____ Information provided

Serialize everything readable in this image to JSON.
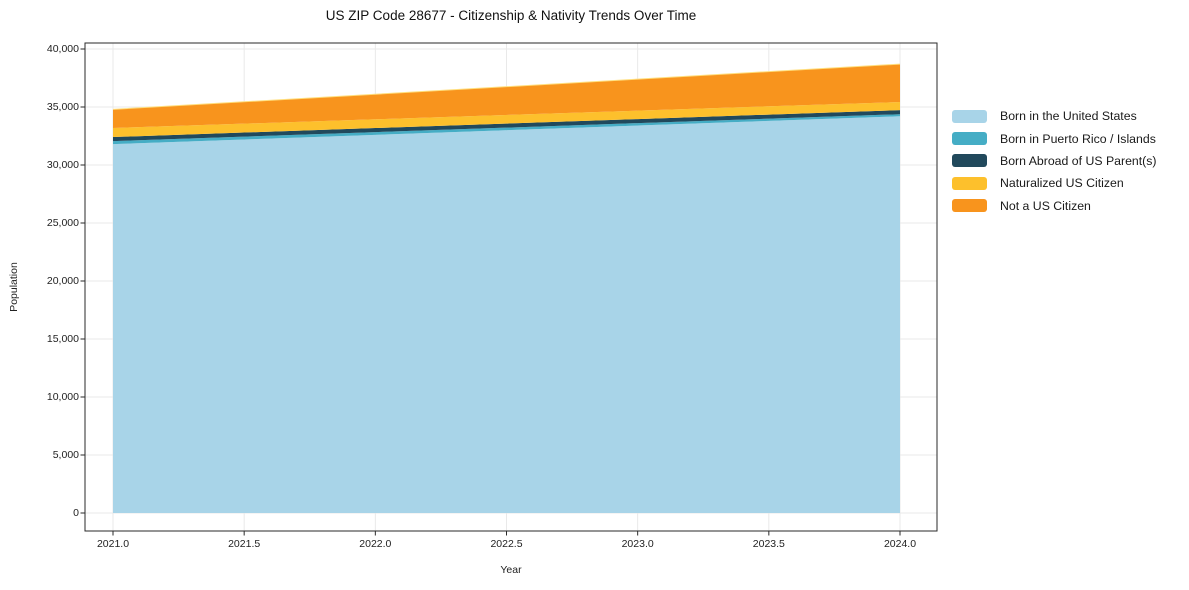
{
  "figure": {
    "title": "US ZIP Code 28677 - Citizenship & Nativity Trends Over Time",
    "xlabel": "Year",
    "ylabel": "Population"
  },
  "chart_data": {
    "type": "area",
    "stacked": true,
    "title": "US ZIP Code 28677 - Citizenship & Nativity Trends Over Time",
    "xlabel": "Year",
    "ylabel": "Population",
    "x": [
      2021,
      2022,
      2023,
      2024
    ],
    "series": [
      {
        "name": "Born in the United States",
        "color": "#a8d4e8",
        "values": [
          31800,
          32600,
          33400,
          34200
        ]
      },
      {
        "name": "Born in Puerto Rico / Islands",
        "color": "#45adc5",
        "values": [
          260,
          235,
          210,
          180
        ]
      },
      {
        "name": "Born Abroad of US Parent(s)",
        "color": "#21495c",
        "values": [
          350,
          350,
          350,
          350
        ]
      },
      {
        "name": "Naturalized US Citizen",
        "color": "#fdc02c",
        "values": [
          780,
          755,
          725,
          700
        ]
      },
      {
        "name": "Not a US Citizen",
        "color": "#f8941d",
        "values": [
          1610,
          2160,
          2720,
          3270
        ]
      }
    ],
    "totals": [
      34800,
      36100,
      37405,
      38700
    ],
    "xlim": [
      2020.85,
      2024.15
    ],
    "ylim": [
      0,
      40000
    ],
    "xticks": {
      "values": [
        2021.0,
        2021.5,
        2022.0,
        2022.5,
        2023.0,
        2023.5,
        2024.0
      ],
      "labels": [
        "2021.0",
        "2021.5",
        "2022.0",
        "2022.5",
        "2023.0",
        "2023.5",
        "2024.0"
      ]
    },
    "yticks": {
      "values": [
        0,
        5000,
        10000,
        15000,
        20000,
        25000,
        30000,
        35000,
        40000
      ],
      "labels": [
        "0",
        "5,000",
        "10,000",
        "15,000",
        "20,000",
        "25,000",
        "30,000",
        "35,000",
        "40,000"
      ]
    },
    "grid": true,
    "grid_color": "#e9e9e9",
    "frame_color": "#2a2a2a",
    "legend_position": "right"
  },
  "legend": {
    "items": [
      {
        "label": "Born in the United States",
        "color": "#a8d4e8"
      },
      {
        "label": "Born in Puerto Rico / Islands",
        "color": "#45adc5"
      },
      {
        "label": "Born Abroad of US Parent(s)",
        "color": "#21495c"
      },
      {
        "label": "Naturalized US Citizen",
        "color": "#fdc02c"
      },
      {
        "label": "Not a US Citizen",
        "color": "#f8941d"
      }
    ]
  }
}
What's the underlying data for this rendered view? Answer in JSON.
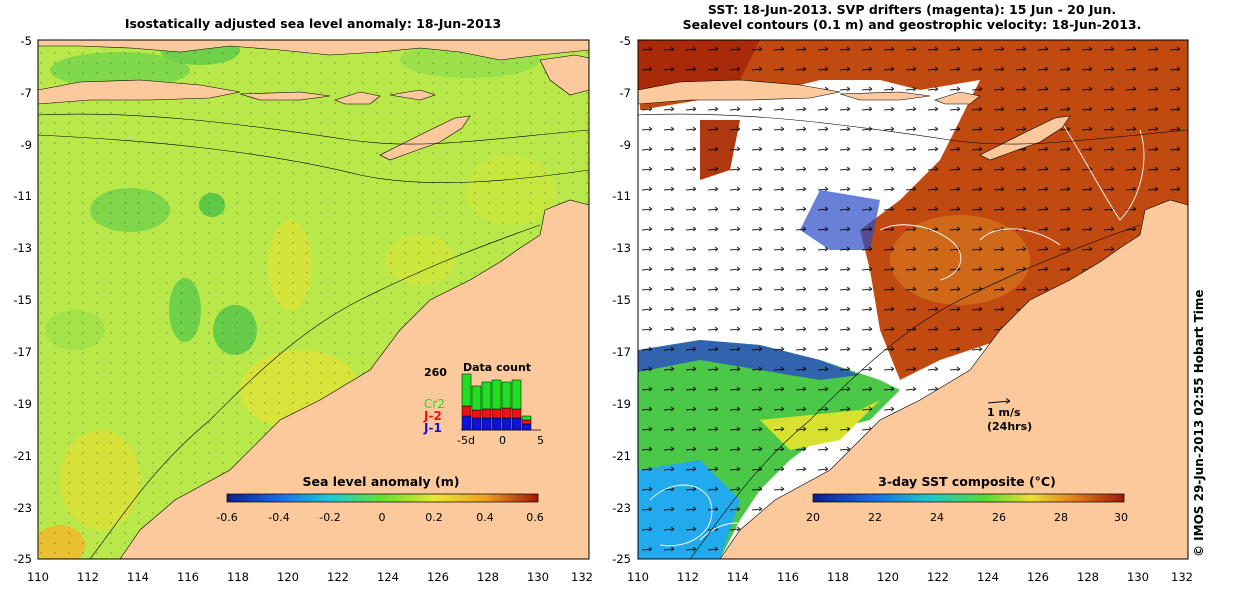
{
  "left_panel": {
    "title": "Isostatically adjusted sea level anomaly: 18-Jun-2013",
    "y_ticks": [
      "-5",
      "-7",
      "-9",
      "-11",
      "-13",
      "-15",
      "-17",
      "-19",
      "-21",
      "-23",
      "-25"
    ],
    "x_ticks": [
      "110",
      "112",
      "114",
      "116",
      "118",
      "120",
      "122",
      "124",
      "126",
      "128",
      "130",
      "132"
    ],
    "colorbar": {
      "label": "Sea level anomaly (m)",
      "ticks": [
        "-0.6",
        "-0.4",
        "-0.2",
        "0",
        "0.2",
        "0.4",
        "0.6"
      ],
      "range": [
        -0.6,
        0.6
      ]
    },
    "data_count": {
      "title": "Data count",
      "max_label": "260",
      "x_ticks": [
        "-5d",
        "0",
        "5"
      ],
      "legend": [
        {
          "label": "Cr2",
          "color": "#22dd22"
        },
        {
          "label": "J-2",
          "color": "#ee1111"
        },
        {
          "label": "J-1",
          "color": "#1111dd"
        }
      ]
    }
  },
  "right_panel": {
    "title_line1": "SST: 18-Jun-2013. SVP drifters (magenta): 15 Jun - 20 Jun.",
    "title_line2": "Sealevel contours (0.1 m) and geostrophic velocity: 18-Jun-2013.",
    "y_ticks": [
      "-5",
      "-7",
      "-9",
      "-11",
      "-13",
      "-15",
      "-17",
      "-19",
      "-21",
      "-23",
      "-25"
    ],
    "x_ticks": [
      "110",
      "112",
      "114",
      "116",
      "118",
      "120",
      "122",
      "124",
      "126",
      "128",
      "130",
      "132"
    ],
    "scale_label": "1 m/s",
    "scale_sub": "(24hrs)",
    "colorbar": {
      "label": "3-day SST composite (°C)",
      "ticks": [
        "20",
        "22",
        "24",
        "26",
        "28",
        "30"
      ],
      "range": [
        20,
        30
      ]
    }
  },
  "copyright": "© IMOS 29-Jun-2013 02:55 Hobart Time",
  "colors": {
    "land": "#fbc99b",
    "sla_base": "#b9e84a",
    "sst_warm": "#c04a10"
  }
}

________

Copy each line of the listing that holds the word "Rico".

→ Written answer:
        "name": "Born in Puerto Rico / Islands",
        "label": "Born in Puerto Rico / Islands",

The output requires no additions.